→ **Source extract**:
Japan approves landmark stem cell trials

Government has given the green light to world’s first clinical trials using stem cells harvested from patients.

France allows embryonic stem cell research
The proposed clinical trials will attempt to repair the eye damage in six patients [Al Jazeera]

Japan’s government has given its approval to the world’s first clinical trials using stem cells harvested from a patient’s own body.

Health Minister Norihisa Tamura signed off on Friday on a proposal by two research institutes that will allow them to begin tests aimed at treating age-related macular degeneration (AMD), a common medical condition that causes blindness in older people, using “induced Pluripotent Stem (iPS) cells”.

Stem cell research is a pioneering field that may offer a cure for conditions that are currently incurable, and scientists hope these clinical trials on a treatment for AMD may offer hope to millions of people robbed of their sight.

The tests will be jointly conducted by the Riken Center for Developmental Biology and the Institute of Biomedical Research and Innovation (IBRI) Hospital in Japan.

Riken will harvest stem cells, using skin cells taken from patients, a spokesman said.

The trial treatment will attempt to create retinal cells that can be transplanted into the eyes of six patients suffering from AMD, replacing the damaged part of the eye.

The transplant may be conducted as early as the middle of next year at the IBRI Hospital, he said.

Data for recognizing document structure

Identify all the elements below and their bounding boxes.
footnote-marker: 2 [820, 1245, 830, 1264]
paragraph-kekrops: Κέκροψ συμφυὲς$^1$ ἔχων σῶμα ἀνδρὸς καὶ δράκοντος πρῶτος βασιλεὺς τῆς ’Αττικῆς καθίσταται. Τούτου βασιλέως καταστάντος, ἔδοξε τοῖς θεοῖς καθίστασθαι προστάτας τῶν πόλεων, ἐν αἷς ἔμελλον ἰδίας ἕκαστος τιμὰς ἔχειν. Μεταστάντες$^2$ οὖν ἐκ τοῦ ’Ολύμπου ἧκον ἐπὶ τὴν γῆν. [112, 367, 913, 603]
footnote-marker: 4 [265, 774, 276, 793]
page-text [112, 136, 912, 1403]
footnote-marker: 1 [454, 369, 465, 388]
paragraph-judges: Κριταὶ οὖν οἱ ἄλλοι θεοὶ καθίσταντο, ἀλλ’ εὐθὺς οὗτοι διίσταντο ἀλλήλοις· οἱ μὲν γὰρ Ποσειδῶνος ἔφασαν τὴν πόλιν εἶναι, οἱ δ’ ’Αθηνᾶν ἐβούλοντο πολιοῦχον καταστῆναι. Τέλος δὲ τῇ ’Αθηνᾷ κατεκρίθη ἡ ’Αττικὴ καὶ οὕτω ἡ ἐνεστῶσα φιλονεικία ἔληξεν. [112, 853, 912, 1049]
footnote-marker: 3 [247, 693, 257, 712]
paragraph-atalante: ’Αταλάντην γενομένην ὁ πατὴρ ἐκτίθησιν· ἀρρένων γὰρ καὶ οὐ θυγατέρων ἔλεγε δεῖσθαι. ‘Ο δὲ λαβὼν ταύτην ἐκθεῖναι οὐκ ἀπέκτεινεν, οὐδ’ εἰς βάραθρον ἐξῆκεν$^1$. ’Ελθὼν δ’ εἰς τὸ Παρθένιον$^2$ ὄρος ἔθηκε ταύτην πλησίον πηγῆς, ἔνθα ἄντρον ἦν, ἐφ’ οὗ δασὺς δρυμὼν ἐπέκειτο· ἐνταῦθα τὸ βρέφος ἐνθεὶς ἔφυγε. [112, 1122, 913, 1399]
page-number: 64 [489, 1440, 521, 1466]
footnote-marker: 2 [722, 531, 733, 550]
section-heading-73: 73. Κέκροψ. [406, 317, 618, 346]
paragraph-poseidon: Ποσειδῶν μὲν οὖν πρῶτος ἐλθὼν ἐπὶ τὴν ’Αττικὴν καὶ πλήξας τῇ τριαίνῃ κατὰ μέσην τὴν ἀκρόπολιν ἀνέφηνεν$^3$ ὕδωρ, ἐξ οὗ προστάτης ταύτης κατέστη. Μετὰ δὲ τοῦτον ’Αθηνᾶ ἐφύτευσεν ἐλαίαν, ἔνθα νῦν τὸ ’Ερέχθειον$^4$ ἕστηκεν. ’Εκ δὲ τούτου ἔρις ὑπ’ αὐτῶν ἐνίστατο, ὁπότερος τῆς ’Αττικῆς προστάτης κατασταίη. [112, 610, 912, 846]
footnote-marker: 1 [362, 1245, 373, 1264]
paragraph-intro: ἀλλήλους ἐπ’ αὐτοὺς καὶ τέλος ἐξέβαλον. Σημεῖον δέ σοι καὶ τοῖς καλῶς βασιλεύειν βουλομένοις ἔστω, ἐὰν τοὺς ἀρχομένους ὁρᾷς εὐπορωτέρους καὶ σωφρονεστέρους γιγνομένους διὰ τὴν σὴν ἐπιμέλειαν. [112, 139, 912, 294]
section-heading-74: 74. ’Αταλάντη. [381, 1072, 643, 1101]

→ **Exercise set**:
A – Reproduce word for word the part of the article on Japan's stem cell trials between "Japan’s government has" and "of their sight.", inclusive.
B – Decide whether each statement agrees with the article on Japan's stem cell trials. Answer yes or no, and quote the words of the article that settle it.
(i) The transplanted retinal cells are intended for six patients.
(ii) Riken will harvest the stem cells from blood samples taken from patients.
(iii) The health minister signed off on the proposal on a Friday.
C – Answer these questions from the article on Japan's stem cell trials.
(i) Who signed off on the proposal?
(ii) Which two institutions will jointly conduct the tests?
(iii) At which hospital may the transplant be conducted?
This data stands apart from the article on Japan's stem cell trials.

→ **Answers to the exercises**:
A –
Japan’s government has given its approval to the world’s first clinical trials using stem cells harvested from a patient’s own body.

Health Minister Norihisa Tamura signed off on Friday on a proposal by two research institutes that will allow them to begin tests aimed at treating age-related macular degeneration (AMD), a common medical condition that causes blindness in older people, using “induced Pluripotent Stem (iPS) cells”.

Stem cell research is a pioneering field that may offer a cure for conditions that are currently incurable, and scientists hope these clinical trials on a treatment for AMD may offer hope to millions of people robbed of their sight.

B –
(i) Yes: "transplanted into the eyes of six patients suffering from AMD"
(ii) No: "using skin cells taken from patients"
(iii) Yes: "Health Minister Norihisa Tamura signed off on Friday"

C –
(i) Health Minister Norihisa Tamura
(ii) The Riken Center for Developmental Biology and the Institute of Biomedical Research and Innovation (IBRI) Hospital
(iii) The IBRI Hospital